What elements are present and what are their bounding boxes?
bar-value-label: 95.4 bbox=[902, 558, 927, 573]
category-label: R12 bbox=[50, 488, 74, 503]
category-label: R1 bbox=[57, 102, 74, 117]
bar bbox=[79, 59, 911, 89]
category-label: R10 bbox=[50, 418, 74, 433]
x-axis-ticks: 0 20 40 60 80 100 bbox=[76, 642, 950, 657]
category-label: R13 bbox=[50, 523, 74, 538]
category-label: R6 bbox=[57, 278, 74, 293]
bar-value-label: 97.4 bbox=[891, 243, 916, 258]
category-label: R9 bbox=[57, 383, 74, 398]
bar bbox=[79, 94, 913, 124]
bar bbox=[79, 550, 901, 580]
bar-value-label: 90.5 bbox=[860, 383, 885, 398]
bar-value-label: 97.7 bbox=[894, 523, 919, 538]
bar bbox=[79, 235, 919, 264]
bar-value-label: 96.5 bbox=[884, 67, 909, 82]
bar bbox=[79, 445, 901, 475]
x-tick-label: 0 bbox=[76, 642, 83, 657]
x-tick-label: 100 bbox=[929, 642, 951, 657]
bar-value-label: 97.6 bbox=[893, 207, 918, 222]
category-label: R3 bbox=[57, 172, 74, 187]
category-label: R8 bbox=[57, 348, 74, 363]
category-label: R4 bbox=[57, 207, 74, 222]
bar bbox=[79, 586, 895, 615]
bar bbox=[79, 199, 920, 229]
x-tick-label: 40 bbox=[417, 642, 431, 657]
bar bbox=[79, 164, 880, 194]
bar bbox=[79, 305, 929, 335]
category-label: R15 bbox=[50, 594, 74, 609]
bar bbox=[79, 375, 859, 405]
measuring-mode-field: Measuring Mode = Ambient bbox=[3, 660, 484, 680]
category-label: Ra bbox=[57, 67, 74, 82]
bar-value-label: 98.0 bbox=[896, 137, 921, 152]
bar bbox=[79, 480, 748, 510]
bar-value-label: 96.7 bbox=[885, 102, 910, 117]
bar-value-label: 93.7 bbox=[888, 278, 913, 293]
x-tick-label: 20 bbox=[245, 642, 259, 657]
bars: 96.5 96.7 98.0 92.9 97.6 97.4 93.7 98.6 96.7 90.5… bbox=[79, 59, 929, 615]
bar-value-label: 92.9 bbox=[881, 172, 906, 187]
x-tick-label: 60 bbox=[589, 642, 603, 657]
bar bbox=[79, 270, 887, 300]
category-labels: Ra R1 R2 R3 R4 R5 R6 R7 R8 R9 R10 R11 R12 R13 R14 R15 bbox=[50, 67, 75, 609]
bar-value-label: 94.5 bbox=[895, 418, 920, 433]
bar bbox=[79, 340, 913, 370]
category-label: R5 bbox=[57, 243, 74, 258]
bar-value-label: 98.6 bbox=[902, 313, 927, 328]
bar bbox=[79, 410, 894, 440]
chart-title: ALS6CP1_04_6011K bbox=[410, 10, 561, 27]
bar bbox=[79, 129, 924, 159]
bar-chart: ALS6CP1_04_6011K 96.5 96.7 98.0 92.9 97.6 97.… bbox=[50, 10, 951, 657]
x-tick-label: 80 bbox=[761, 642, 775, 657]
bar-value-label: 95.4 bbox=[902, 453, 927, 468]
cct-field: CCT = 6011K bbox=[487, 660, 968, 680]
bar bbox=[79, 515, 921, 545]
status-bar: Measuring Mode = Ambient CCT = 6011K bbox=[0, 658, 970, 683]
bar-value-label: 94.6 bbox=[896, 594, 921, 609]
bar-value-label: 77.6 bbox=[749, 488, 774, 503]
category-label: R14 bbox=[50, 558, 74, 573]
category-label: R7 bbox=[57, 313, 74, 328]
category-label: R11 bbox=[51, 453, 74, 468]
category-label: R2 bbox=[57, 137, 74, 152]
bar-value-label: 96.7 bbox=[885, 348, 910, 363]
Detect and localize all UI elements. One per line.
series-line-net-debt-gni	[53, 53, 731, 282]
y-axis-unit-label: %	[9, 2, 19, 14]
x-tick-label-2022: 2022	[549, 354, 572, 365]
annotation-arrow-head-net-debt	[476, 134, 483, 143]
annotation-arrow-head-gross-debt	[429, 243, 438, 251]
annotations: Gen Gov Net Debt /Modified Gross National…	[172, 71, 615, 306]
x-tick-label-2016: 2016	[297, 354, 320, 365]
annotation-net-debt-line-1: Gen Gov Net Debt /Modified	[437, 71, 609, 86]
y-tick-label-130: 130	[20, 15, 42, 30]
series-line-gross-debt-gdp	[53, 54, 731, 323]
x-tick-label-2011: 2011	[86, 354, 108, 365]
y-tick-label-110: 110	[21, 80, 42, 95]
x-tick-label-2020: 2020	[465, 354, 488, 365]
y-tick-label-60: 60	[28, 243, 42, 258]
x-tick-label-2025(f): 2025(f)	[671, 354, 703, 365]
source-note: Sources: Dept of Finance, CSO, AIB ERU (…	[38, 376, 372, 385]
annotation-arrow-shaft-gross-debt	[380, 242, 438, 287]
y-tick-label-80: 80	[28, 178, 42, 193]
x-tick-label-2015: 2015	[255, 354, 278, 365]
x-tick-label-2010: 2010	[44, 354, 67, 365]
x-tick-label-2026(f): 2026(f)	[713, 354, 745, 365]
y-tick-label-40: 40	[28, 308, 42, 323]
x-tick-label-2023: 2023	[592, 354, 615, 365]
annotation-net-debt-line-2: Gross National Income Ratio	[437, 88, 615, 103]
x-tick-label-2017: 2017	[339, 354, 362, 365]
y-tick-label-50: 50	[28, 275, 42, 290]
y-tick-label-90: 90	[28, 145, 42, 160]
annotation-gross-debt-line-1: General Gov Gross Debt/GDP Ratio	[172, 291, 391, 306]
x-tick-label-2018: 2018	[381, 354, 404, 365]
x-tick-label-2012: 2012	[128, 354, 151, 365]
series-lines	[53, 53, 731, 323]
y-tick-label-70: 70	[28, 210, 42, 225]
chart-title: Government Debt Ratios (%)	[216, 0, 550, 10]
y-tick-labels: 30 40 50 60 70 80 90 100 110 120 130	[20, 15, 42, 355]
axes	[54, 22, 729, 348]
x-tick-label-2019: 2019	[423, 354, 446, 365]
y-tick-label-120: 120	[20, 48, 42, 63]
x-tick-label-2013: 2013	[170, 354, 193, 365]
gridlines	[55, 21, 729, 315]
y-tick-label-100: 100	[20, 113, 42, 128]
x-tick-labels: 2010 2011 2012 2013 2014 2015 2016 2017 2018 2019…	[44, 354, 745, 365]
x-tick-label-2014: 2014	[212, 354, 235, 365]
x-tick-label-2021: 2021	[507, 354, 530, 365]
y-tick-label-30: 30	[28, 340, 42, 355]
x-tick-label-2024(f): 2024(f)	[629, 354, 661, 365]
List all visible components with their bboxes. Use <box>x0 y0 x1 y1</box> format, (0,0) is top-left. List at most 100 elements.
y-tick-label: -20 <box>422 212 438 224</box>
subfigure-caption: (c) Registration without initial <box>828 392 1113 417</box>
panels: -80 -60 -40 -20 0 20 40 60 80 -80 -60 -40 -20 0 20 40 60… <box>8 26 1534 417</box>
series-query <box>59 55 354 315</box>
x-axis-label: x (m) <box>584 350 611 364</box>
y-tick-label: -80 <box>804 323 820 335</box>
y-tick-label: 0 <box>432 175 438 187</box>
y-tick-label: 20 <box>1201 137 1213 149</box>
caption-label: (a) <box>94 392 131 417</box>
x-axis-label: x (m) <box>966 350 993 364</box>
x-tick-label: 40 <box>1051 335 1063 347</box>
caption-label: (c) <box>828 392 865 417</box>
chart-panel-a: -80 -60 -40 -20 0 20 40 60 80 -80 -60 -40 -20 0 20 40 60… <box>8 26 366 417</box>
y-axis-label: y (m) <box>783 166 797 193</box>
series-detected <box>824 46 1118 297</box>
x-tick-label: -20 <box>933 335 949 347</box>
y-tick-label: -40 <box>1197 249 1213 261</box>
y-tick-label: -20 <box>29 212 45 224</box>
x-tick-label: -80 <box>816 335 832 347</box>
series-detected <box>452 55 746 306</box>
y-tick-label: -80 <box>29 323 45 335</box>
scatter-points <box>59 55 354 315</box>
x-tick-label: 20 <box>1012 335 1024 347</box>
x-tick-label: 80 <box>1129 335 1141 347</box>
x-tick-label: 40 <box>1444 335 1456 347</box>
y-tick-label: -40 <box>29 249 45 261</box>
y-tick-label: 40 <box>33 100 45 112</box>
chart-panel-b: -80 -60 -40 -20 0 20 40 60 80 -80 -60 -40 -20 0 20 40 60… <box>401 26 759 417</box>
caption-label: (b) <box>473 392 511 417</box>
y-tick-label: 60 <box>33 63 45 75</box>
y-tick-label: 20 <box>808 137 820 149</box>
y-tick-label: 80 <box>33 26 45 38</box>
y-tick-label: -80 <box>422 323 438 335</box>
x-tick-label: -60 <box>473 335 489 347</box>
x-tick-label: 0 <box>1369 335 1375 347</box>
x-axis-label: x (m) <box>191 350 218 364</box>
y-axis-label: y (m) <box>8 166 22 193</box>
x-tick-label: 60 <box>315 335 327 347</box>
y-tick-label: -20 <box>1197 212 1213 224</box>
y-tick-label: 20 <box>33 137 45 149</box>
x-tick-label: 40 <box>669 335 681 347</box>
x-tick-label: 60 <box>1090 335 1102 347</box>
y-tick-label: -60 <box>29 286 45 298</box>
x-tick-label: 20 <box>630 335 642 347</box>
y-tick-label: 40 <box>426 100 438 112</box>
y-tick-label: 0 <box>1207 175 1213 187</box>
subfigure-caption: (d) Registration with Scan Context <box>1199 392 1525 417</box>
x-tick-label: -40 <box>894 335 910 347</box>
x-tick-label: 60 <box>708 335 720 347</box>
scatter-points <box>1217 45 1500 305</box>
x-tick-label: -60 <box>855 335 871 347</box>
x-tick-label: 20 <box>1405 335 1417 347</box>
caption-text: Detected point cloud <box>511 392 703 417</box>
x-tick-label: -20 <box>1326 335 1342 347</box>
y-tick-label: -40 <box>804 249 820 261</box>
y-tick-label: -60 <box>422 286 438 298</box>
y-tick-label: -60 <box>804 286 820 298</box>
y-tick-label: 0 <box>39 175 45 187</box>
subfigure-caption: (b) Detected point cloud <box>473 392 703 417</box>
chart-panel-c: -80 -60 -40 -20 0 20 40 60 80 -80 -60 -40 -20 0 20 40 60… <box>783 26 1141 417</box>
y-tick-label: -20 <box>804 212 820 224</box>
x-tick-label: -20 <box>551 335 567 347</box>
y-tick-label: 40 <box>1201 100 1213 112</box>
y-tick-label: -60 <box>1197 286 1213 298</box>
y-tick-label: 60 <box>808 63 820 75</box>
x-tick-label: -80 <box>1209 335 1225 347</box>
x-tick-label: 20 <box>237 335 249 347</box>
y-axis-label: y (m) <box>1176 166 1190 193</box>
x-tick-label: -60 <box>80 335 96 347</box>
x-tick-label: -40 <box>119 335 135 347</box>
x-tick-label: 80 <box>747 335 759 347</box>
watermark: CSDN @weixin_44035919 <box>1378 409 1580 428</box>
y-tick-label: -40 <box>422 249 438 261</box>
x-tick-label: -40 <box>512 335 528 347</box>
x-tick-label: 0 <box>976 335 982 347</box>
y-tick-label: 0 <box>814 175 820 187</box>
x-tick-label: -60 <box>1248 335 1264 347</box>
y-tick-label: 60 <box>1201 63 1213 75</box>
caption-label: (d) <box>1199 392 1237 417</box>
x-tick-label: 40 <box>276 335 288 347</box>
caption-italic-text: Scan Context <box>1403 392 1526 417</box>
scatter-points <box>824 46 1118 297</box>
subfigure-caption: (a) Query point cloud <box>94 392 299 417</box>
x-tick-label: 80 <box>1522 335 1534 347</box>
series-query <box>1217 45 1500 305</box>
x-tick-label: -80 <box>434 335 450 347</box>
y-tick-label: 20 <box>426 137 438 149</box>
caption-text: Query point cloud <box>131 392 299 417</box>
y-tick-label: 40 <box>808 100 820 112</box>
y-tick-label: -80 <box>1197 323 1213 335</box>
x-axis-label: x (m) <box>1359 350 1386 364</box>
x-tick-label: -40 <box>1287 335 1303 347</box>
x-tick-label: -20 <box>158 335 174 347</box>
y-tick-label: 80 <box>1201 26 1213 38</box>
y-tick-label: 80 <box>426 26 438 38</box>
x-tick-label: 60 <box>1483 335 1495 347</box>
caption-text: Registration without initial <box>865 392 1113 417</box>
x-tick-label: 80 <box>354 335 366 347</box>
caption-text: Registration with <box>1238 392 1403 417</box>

Task goal
Recast the data from its first line through the line containing "category-label: R6 bbox=[57, 278, 74, 293]", both included, as a Markdown table with two columns, Row for the row number and Line for the line itself, omitting any blank lines.

Task output
| Row | Line |
|---|---|
| 1 | What elements are present and what are their bounding boxes? |
| 2 | bar-value-label: 95.4 bbox=[902, 558, 927, 573] |
| 3 | category-label: R12 bbox=[50, 488, 74, 503] |
| 4 | category-label: R1 bbox=[57, 102, 74, 117] |
| 5 | bar bbox=[79, 59, 911, 89] |
| 6 | category-label: R10 bbox=[50, 418, 74, 433] |
| 7 | x-axis-ticks: 0 20 40 60 80 100 bbox=[76, 642, 950, 657] |
| 8 | category-label: R13 bbox=[50, 523, 74, 538] |
| 9 | category-label: R6 bbox=[57, 278, 74, 293] |